■ **Task requirements**
Go through the material below and copy all lines with "Commissioner".
+++ Data for this exercise +++
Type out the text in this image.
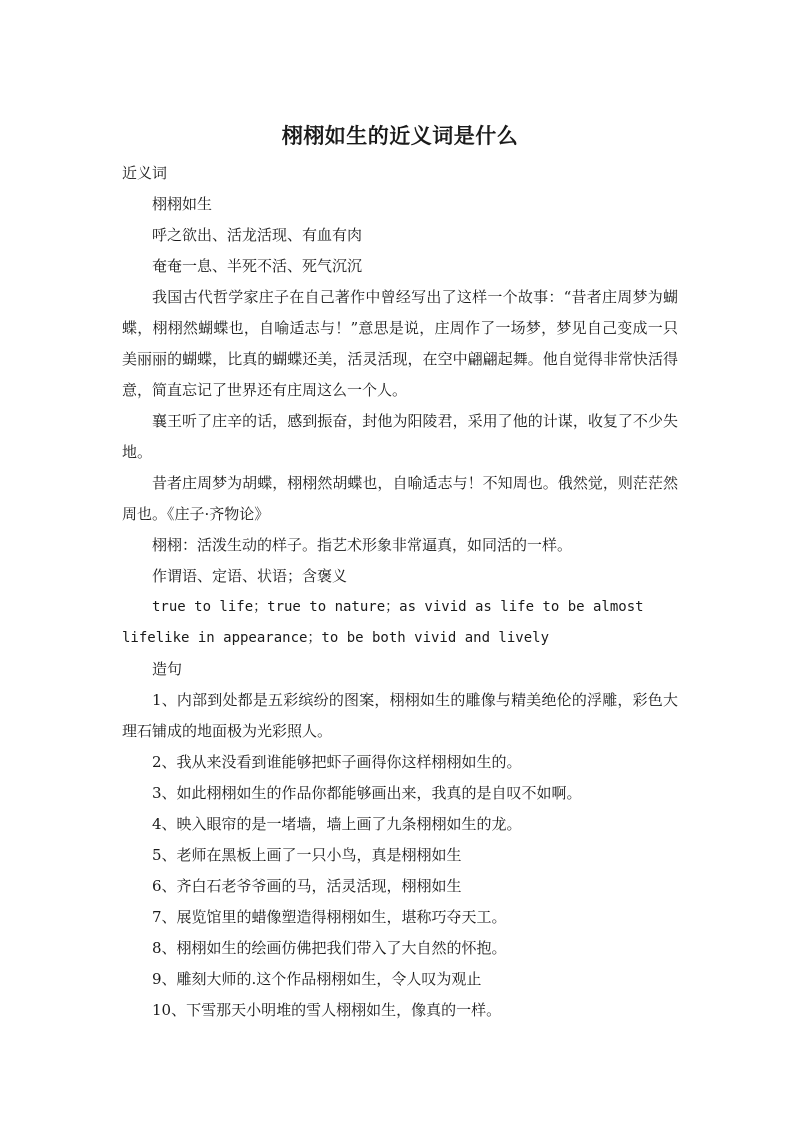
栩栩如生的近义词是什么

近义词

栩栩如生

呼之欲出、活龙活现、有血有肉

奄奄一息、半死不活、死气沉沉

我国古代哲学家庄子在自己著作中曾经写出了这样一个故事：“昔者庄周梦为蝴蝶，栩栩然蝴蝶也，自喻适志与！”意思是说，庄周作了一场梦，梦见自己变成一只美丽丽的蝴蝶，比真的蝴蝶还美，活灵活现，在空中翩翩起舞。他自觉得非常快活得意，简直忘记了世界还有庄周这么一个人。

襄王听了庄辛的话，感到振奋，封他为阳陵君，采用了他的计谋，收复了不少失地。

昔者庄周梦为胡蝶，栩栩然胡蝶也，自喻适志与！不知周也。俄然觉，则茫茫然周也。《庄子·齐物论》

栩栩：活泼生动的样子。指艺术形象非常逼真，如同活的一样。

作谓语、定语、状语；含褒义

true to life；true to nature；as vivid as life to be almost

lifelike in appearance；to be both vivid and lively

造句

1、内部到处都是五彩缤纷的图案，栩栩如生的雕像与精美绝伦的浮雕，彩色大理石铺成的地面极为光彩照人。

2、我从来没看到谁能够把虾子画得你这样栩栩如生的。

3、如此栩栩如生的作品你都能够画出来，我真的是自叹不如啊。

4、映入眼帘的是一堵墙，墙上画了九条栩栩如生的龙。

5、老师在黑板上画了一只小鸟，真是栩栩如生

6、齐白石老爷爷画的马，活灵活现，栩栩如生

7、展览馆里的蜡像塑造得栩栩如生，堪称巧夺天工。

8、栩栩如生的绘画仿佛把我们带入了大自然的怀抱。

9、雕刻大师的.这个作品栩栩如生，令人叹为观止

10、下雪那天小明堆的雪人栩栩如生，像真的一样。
+++
+++ Data for this exercise +++
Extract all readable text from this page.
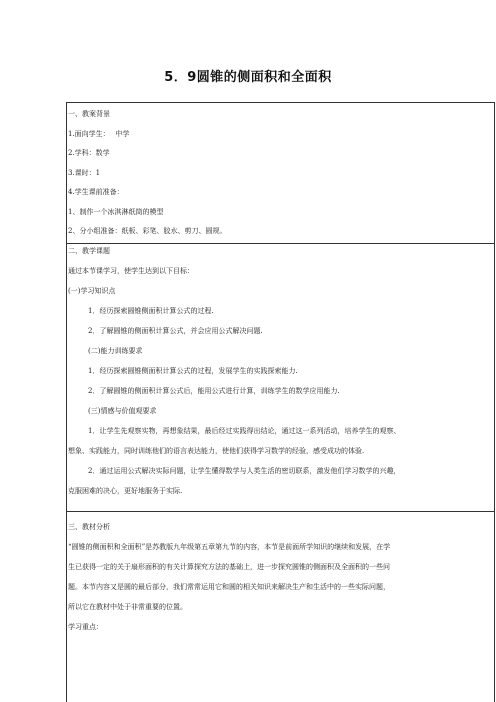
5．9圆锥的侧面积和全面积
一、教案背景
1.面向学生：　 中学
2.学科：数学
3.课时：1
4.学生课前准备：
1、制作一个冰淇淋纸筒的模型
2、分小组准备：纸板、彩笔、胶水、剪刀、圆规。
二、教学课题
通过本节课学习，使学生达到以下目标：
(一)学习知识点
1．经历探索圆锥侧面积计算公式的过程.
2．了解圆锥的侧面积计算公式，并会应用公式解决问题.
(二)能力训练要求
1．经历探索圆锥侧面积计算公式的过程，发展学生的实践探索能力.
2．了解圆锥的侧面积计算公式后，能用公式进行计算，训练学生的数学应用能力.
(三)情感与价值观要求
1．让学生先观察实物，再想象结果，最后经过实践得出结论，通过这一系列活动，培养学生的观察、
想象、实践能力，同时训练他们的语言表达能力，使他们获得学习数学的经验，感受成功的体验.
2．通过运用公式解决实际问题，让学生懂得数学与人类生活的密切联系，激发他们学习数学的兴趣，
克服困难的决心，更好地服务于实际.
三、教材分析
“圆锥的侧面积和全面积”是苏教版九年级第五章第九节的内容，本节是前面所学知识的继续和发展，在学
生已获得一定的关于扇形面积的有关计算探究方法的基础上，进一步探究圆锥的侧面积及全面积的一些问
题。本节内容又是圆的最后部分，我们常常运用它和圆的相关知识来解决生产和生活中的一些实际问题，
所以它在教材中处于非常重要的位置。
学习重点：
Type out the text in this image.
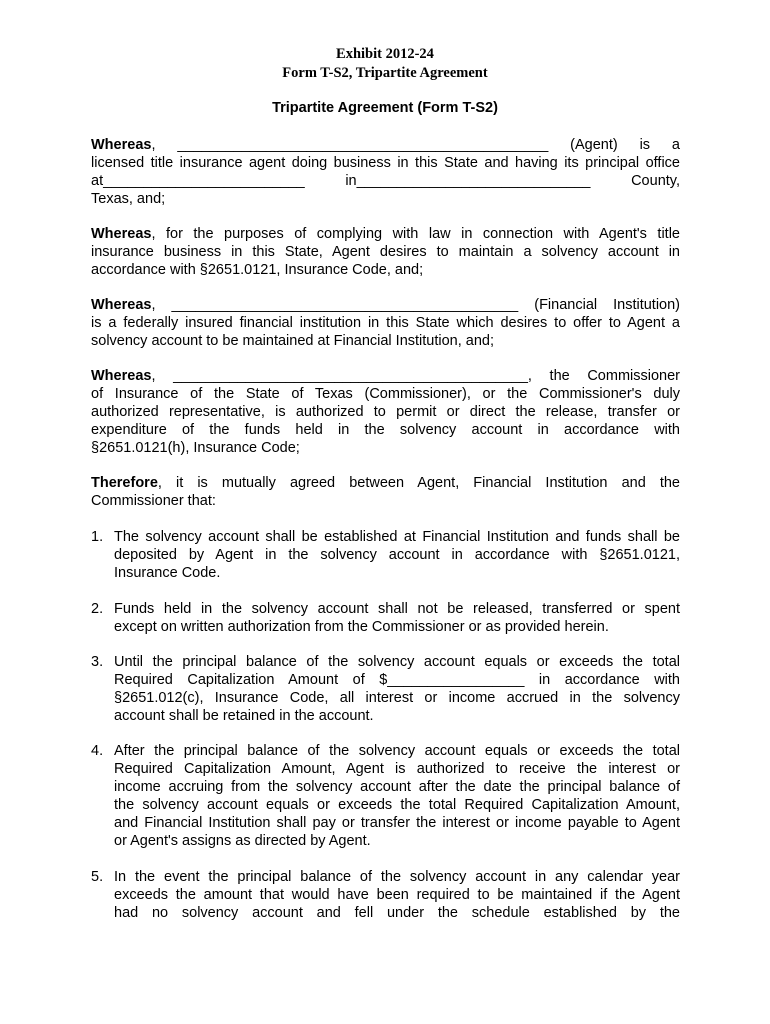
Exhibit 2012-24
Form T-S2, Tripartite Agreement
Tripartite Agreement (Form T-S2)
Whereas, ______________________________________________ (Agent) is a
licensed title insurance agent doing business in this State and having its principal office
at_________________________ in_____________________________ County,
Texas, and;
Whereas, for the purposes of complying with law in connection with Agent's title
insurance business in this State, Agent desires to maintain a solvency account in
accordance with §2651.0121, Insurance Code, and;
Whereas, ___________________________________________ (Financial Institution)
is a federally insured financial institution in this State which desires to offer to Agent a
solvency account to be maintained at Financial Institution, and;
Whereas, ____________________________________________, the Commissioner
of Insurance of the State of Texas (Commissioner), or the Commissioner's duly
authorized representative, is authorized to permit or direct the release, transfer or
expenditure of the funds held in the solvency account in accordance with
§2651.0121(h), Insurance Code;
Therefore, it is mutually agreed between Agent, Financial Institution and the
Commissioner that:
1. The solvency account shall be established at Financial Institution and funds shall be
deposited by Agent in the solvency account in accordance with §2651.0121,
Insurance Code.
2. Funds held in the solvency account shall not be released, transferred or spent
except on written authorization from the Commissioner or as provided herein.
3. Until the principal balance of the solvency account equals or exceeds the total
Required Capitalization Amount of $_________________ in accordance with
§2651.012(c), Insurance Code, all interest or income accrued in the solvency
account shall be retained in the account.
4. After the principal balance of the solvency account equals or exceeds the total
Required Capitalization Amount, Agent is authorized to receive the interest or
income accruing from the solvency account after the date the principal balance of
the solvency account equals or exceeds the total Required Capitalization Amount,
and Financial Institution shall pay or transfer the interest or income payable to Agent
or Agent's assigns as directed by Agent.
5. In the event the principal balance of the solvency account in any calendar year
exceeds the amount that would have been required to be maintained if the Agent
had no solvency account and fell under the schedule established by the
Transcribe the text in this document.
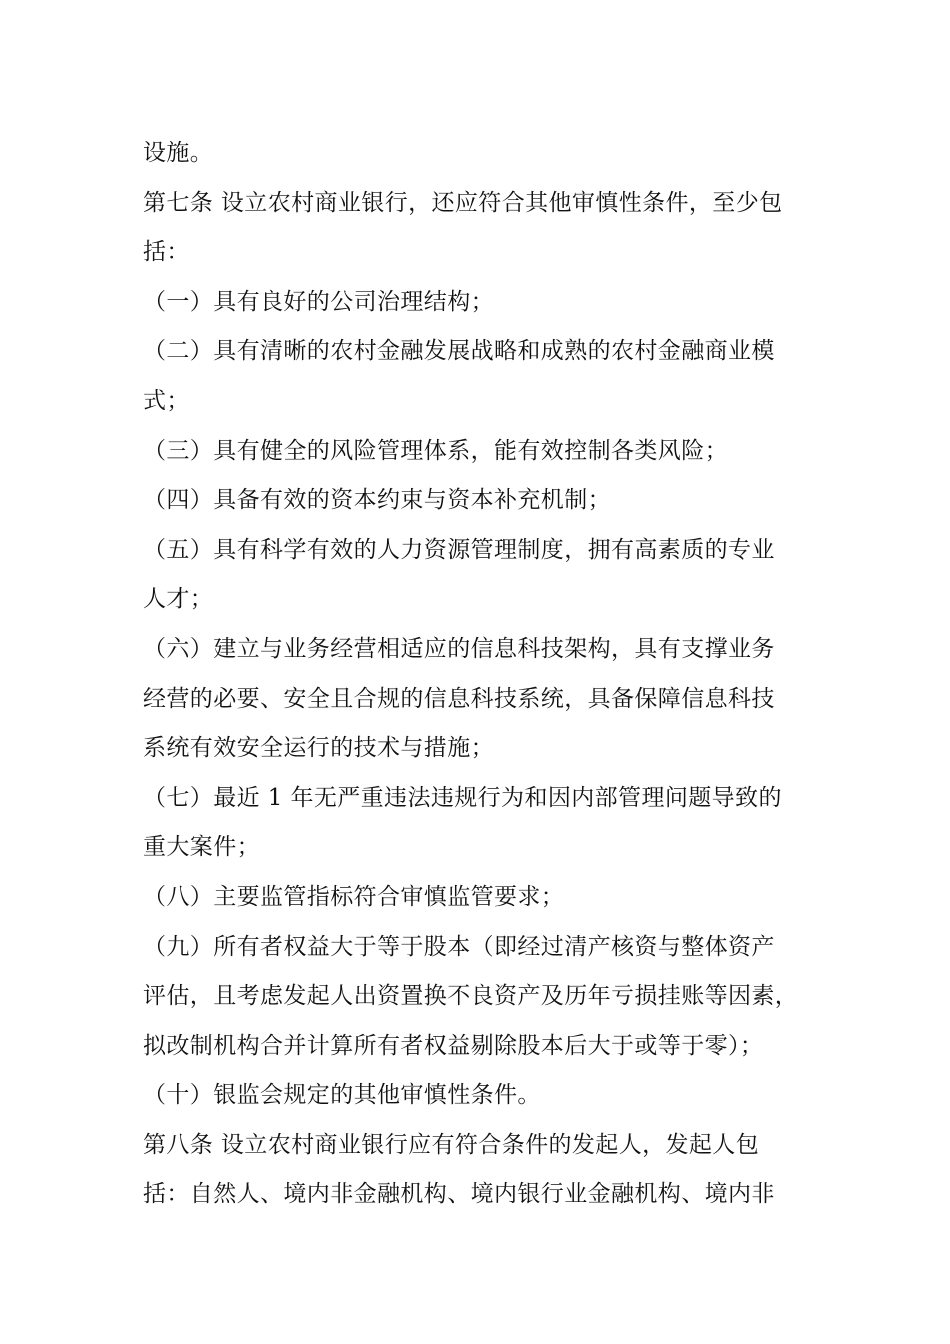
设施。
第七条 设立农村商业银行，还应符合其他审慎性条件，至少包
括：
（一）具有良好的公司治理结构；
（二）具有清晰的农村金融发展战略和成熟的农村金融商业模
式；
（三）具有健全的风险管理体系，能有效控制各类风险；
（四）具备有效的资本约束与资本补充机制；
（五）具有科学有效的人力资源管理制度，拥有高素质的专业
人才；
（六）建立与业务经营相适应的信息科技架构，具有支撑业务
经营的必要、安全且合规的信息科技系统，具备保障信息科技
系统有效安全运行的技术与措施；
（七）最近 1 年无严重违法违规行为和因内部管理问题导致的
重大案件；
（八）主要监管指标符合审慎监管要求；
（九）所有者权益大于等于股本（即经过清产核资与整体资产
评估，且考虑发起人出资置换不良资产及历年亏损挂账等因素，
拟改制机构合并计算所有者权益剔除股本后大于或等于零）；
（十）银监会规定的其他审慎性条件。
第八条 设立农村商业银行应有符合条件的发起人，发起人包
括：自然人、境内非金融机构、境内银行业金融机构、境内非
+++
+++ Data for this exercise +++
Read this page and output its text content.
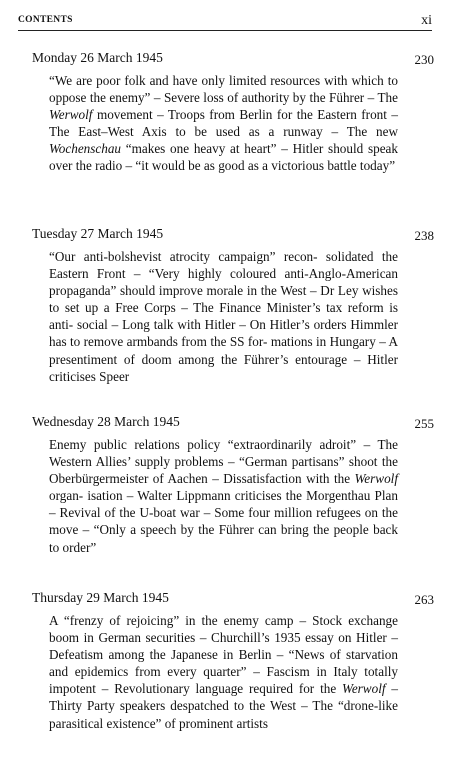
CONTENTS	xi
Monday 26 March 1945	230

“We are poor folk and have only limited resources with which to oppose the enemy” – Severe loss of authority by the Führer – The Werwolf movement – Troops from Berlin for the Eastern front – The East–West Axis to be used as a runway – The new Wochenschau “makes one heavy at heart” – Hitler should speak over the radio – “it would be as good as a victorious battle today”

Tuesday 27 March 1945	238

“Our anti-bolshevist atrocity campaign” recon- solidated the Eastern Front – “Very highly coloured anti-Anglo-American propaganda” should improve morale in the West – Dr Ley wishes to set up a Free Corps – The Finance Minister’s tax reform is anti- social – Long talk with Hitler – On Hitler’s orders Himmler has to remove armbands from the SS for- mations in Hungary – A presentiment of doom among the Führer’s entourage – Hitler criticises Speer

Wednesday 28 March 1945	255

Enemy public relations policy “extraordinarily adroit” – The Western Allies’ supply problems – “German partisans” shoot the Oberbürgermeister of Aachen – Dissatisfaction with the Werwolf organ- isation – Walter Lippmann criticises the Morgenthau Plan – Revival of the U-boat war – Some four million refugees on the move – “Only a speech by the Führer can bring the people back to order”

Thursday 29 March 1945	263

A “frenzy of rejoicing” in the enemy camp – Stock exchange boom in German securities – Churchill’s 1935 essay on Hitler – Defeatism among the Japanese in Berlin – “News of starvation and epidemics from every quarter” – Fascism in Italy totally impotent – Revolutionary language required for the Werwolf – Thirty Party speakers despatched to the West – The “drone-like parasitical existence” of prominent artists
+++
■ **Written answer**
Whereas, ____________________________________________, the Commissioner
of Insurance of the State of Texas (Commissioner), or the Commissioner's duly
Commissioner that:
except on written authorization from the Commissioner or as provided herein.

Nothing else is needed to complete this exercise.